# WORK TO COMPLETE:
Copy out the entries below precisely; nothing is to be omitted.

[Dataset items]
*****

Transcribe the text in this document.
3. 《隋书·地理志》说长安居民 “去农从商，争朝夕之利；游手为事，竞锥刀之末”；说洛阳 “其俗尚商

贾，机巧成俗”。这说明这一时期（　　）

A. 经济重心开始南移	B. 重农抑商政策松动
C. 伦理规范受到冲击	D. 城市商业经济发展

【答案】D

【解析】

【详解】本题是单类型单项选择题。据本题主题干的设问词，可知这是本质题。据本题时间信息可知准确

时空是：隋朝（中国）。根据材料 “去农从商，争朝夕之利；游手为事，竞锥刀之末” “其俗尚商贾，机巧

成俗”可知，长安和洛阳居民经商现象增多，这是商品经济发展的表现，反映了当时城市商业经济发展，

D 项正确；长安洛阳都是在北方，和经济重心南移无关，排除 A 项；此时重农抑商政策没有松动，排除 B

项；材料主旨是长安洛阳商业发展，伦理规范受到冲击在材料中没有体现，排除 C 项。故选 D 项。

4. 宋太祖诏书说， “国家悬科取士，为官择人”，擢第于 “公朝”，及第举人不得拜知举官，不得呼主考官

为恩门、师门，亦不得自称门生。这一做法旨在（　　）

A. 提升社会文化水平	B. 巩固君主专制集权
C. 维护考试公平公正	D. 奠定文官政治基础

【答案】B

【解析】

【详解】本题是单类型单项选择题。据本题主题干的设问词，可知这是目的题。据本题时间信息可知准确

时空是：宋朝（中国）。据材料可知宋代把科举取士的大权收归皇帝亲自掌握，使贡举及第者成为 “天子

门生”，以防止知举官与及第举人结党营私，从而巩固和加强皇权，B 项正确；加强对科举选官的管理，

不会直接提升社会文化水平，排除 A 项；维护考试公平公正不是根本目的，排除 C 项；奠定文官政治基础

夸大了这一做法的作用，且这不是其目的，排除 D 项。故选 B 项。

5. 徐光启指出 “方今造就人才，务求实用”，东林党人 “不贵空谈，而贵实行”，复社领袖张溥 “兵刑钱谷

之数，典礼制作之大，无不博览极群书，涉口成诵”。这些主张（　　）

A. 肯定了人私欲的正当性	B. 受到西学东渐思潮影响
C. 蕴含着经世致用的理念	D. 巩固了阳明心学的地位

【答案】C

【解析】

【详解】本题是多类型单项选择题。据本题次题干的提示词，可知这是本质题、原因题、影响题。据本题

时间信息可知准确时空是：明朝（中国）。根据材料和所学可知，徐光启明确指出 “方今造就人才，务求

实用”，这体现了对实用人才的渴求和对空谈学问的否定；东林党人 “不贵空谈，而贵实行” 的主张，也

*****

# ANSWER:
Transcribe the text in this document.
3. 《隋书·地理志》说长安居民 “去农从商，争朝夕之利；游手为事，竞锥刀之末”；说洛阳 “其俗尚商

贾，机巧成俗”。这说明这一时期（　　）

A. 经济重心开始南移	B. 重农抑商政策松动
C. 伦理规范受到冲击	D. 城市商业经济发展

【答案】D

【解析】

【详解】本题是单类型单项选择题。据本题主题干的设问词，可知这是本质题。据本题时间信息可知准确

时空是：隋朝（中国）。根据材料 “去农从商，争朝夕之利；游手为事，竞锥刀之末” “其俗尚商贾，机巧

成俗”可知，长安和洛阳居民经商现象增多，这是商品经济发展的表现，反映了当时城市商业经济发展，

D 项正确；长安洛阳都是在北方，和经济重心南移无关，排除 A 项；此时重农抑商政策没有松动，排除 B

项；材料主旨是长安洛阳商业发展，伦理规范受到冲击在材料中没有体现，排除 C 项。故选 D 项。

4. 宋太祖诏书说， “国家悬科取士，为官择人”，擢第于 “公朝”，及第举人不得拜知举官，不得呼主考官

为恩门、师门，亦不得自称门生。这一做法旨在（　　）

A. 提升社会文化水平	B. 巩固君主专制集权
C. 维护考试公平公正	D. 奠定文官政治基础

【答案】B

【解析】

【详解】本题是单类型单项选择题。据本题主题干的设问词，可知这是目的题。据本题时间信息可知准确

时空是：宋朝（中国）。据材料可知宋代把科举取士的大权收归皇帝亲自掌握，使贡举及第者成为 “天子

门生”，以防止知举官与及第举人结党营私，从而巩固和加强皇权，B 项正确；加强对科举选官的管理，

不会直接提升社会文化水平，排除 A 项；维护考试公平公正不是根本目的，排除 C 项；奠定文官政治基础

夸大了这一做法的作用，且这不是其目的，排除 D 项。故选 B 项。

5. 徐光启指出 “方今造就人才，务求实用”，东林党人 “不贵空谈，而贵实行”，复社领袖张溥 “兵刑钱谷

之数，典礼制作之大，无不博览极群书，涉口成诵”。这些主张（　　）

A. 肯定了人私欲的正当性	B. 受到西学东渐思潮影响
C. 蕴含着经世致用的理念	D. 巩固了阳明心学的地位

【答案】C

【解析】

【详解】本题是多类型单项选择题。据本题次题干的提示词，可知这是本质题、原因题、影响题。据本题

时间信息可知准确时空是：明朝（中国）。根据材料和所学可知，徐光启明确指出 “方今造就人才，务求

实用”，这体现了对实用人才的渴求和对空谈学问的否定；东林党人 “不贵空谈，而贵实行” 的主张，也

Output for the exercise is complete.